### SUPPLIED RECORDS
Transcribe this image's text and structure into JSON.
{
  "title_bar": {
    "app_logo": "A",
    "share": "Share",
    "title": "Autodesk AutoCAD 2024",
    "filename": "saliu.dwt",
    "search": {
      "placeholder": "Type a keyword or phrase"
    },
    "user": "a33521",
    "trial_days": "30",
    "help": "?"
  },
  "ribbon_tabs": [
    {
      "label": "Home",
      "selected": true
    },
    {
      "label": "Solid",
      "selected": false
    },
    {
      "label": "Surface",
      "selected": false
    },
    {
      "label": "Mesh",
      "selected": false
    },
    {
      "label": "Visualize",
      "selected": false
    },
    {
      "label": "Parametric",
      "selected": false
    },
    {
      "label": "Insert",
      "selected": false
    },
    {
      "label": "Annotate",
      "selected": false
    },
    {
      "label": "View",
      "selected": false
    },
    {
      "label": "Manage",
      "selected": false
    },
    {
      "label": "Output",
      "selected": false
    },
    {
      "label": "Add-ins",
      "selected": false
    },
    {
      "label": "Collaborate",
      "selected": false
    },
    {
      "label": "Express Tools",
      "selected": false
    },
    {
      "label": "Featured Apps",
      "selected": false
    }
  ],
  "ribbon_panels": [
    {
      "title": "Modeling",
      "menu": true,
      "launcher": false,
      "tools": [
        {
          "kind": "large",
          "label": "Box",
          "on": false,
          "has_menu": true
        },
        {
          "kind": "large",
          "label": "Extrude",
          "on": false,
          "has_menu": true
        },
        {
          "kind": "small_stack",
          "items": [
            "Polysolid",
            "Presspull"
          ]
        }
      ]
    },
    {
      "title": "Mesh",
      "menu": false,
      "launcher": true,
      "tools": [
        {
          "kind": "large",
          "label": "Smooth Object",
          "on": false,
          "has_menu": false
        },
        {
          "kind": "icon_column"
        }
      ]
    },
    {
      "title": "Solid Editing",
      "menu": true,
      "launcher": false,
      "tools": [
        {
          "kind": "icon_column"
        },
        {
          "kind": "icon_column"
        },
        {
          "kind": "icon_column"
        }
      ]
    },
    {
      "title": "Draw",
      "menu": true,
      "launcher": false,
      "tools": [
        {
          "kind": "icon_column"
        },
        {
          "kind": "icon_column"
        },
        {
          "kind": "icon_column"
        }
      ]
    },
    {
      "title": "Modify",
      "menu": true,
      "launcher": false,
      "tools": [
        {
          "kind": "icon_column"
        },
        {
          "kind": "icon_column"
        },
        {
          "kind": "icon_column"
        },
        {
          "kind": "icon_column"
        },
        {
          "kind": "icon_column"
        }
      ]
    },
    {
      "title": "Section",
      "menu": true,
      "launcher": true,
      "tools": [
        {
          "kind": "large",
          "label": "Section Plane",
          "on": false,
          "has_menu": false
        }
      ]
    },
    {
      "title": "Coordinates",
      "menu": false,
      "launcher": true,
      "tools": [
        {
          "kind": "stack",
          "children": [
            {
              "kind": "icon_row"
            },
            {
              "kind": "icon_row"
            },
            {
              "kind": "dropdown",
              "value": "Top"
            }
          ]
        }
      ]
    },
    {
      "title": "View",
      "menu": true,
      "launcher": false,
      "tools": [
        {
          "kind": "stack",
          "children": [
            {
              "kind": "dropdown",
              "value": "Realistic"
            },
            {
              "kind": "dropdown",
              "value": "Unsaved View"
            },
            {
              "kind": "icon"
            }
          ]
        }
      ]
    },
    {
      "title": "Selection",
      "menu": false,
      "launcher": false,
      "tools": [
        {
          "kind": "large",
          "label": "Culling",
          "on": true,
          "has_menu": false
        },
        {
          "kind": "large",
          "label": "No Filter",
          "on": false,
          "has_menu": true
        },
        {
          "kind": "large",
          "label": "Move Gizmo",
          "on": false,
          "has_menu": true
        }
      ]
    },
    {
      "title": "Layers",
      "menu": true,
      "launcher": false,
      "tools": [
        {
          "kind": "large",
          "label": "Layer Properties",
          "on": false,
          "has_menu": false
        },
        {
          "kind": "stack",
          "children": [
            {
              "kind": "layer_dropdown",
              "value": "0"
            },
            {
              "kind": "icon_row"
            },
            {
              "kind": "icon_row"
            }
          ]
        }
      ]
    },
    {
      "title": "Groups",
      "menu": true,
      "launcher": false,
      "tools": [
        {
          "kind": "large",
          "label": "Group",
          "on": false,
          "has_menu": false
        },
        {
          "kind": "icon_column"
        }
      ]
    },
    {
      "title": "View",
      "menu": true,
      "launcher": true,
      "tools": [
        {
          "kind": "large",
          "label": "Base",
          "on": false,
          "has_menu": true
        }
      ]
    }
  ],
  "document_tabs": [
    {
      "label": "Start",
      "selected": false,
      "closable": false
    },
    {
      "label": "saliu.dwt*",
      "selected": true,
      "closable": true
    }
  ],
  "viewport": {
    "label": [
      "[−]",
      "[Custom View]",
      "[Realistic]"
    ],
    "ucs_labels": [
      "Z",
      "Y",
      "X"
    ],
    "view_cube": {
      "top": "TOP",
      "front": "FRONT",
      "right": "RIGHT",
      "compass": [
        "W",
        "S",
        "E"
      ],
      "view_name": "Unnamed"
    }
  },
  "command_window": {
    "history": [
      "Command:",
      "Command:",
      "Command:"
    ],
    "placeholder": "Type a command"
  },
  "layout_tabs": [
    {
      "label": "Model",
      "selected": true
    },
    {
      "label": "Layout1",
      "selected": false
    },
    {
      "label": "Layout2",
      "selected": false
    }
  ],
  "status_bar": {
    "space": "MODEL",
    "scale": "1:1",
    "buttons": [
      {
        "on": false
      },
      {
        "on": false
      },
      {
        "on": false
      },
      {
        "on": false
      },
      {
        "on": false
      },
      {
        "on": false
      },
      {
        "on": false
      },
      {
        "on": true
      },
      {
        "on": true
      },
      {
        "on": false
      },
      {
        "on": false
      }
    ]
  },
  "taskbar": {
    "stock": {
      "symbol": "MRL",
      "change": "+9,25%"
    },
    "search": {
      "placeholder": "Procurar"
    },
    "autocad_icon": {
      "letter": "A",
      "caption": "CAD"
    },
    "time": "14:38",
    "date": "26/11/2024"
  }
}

### TASK TO COMPLETE
From the preceding material, extract every line exactly.

### FINISHED ANSWER
Transcribe this image's text and structure into JSON.
{
  "title_bar": {
    "app_logo": "A",
    "share": "Share",
    "title": "Autodesk AutoCAD 2024",
    "filename": "saliu.dwt",
    "search": {
      "placeholder": "Type a keyword or phrase"
    },
    "user": "a33521",
    "trial_days": "30",
    "help": "?"
  },
  "ribbon_tabs": [
    {
      "label": "Home",
      "selected": true
    },
    {
      "label": "Solid",
      "selected": false
    },
    {
      "label": "Surface",
      "selected": false
    },
    {
      "label": "Mesh",
      "selected": false
    },
    {
      "label": "Visualize",
      "selected": false
    },
    {
      "label": "Parametric",
      "selected": false
    },
    {
      "label": "Insert",
      "selected": false
    },
    {
      "label": "Annotate",
      "selected": false
    },
    {
      "label": "View",
      "selected": false
    },
    {
      "label": "Manage",
      "selected": false
    },
    {
      "label": "Output",
      "selected": false
    },
    {
      "label": "Add-ins",
      "selected": false
    },
    {
      "label": "Collaborate",
      "selected": false
    },
    {
      "label": "Express Tools",
      "selected": false
    },
    {
      "label": "Featured Apps",
      "selected": false
    }
  ],
  "ribbon_panels": [
    {
      "title": "Modeling",
      "menu": true,
      "launcher": false,
      "tools": [
        {
          "kind": "large",
          "label": "Box",
          "on": false,
          "has_menu": true
        },
        {
          "kind": "large",
          "label": "Extrude",
          "on": false,
          "has_menu": true
        },
        {
          "kind": "small_stack",
          "items": [
            "Polysolid",
            "Presspull"
          ]
        }
      ]
    },
    {
      "title": "Mesh",
      "menu": false,
      "launcher": true,
      "tools": [
        {
          "kind": "large",
          "label": "Smooth Object",
          "on": false,
          "has_menu": false
        },
        {
          "kind": "icon_column"
        }
      ]
    },
    {
      "title": "Solid Editing",
      "menu": true,
      "launcher": false,
      "tools": [
        {
          "kind": "icon_column"
        },
        {
          "kind": "icon_column"
        },
        {
          "kind": "icon_column"
        }
      ]
    },
    {
      "title": "Draw",
      "menu": true,
      "launcher": false,
      "tools": [
        {
          "kind": "icon_column"
        },
        {
          "kind": "icon_column"
        },
        {
          "kind": "icon_column"
        }
      ]
    },
    {
      "title": "Modify",
      "menu": true,
      "launcher": false,
      "tools": [
        {
          "kind": "icon_column"
        },
        {
          "kind": "icon_column"
        },
        {
          "kind": "icon_column"
        },
        {
          "kind": "icon_column"
        },
        {
          "kind": "icon_column"
        }
      ]
    },
    {
      "title": "Section",
      "menu": true,
      "launcher": true,
      "tools": [
        {
          "kind": "large",
          "label": "Section Plane",
          "on": false,
          "has_menu": false
        }
      ]
    },
    {
      "title": "Coordinates",
      "menu": false,
      "launcher": true,
      "tools": [
        {
          "kind": "stack",
          "children": [
            {
              "kind": "icon_row"
            },
            {
              "kind": "icon_row"
            },
            {
              "kind": "dropdown",
              "value": "Top"
            }
          ]
        }
      ]
    },
    {
      "title": "View",
      "menu": true,
      "launcher": false,
      "tools": [
        {
          "kind": "stack",
          "children": [
            {
              "kind": "dropdown",
              "value": "Realistic"
            },
            {
              "kind": "dropdown",
              "value": "Unsaved View"
            },
            {
              "kind": "icon"
            }
          ]
        }
      ]
    },
    {
      "title": "Selection",
      "menu": false,
      "launcher": false,
      "tools": [
        {
          "kind": "large",
          "label": "Culling",
          "on": true,
          "has_menu": false
        },
        {
          "kind": "large",
          "label": "No Filter",
          "on": false,
          "has_menu": true
        },
        {
          "kind": "large",
          "label": "Move Gizmo",
          "on": false,
          "has_menu": true
        }
      ]
    },
    {
      "title": "Layers",
      "menu": true,
      "launcher": false,
      "tools": [
        {
          "kind": "large",
          "label": "Layer Properties",
          "on": false,
          "has_menu": false
        },
        {
          "kind": "stack",
          "children": [
            {
              "kind": "layer_dropdown",
              "value": "0"
            },
            {
              "kind": "icon_row"
            },
            {
              "kind": "icon_row"
            }
          ]
        }
      ]
    },
    {
      "title": "Groups",
      "menu": true,
      "launcher": false,
      "tools": [
        {
          "kind": "large",
          "label": "Group",
          "on": false,
          "has_menu": false
        },
        {
          "kind": "icon_column"
        }
      ]
    },
    {
      "title": "View",
      "menu": true,
      "launcher": true,
      "tools": [
        {
          "kind": "large",
          "label": "Base",
          "on": false,
          "has_menu": true
        }
      ]
    }
  ],
  "document_tabs": [
    {
      "label": "Start",
      "selected": false,
      "closable": false
    },
    {
      "label": "saliu.dwt*",
      "selected": true,
      "closable": true
    }
  ],
  "viewport": {
    "label": [
      "[−]",
      "[Custom View]",
      "[Realistic]"
    ],
    "ucs_labels": [
      "Z",
      "Y",
      "X"
    ],
    "view_cube": {
      "top": "TOP",
      "front": "FRONT",
      "right": "RIGHT",
      "compass": [
        "W",
        "S",
        "E"
      ],
      "view_name": "Unnamed"
    }
  },
  "command_window": {
    "history": [
      "Command:",
      "Command:",
      "Command:"
    ],
    "placeholder": "Type a command"
  },
  "layout_tabs": [
    {
      "label": "Model",
      "selected": true
    },
    {
      "label": "Layout1",
      "selected": false
    },
    {
      "label": "Layout2",
      "selected": false
    }
  ],
  "status_bar": {
    "space": "MODEL",
    "scale": "1:1",
    "buttons": [
      {
        "on": false
      },
      {
        "on": false
      },
      {
        "on": false
      },
      {
        "on": false
      },
      {
        "on": false
      },
      {
        "on": false
      },
      {
        "on": false
      },
      {
        "on": true
      },
      {
        "on": true
      },
      {
        "on": false
      },
      {
        "on": false
      }
    ]
  },
  "taskbar": {
    "stock": {
      "symbol": "MRL",
      "change": "+9,25%"
    },
    "search": {
      "placeholder": "Procurar"
    },
    "autocad_icon": {
      "letter": "A",
      "caption": "CAD"
    },
    "time": "14:38",
    "date": "26/11/2024"
  }
}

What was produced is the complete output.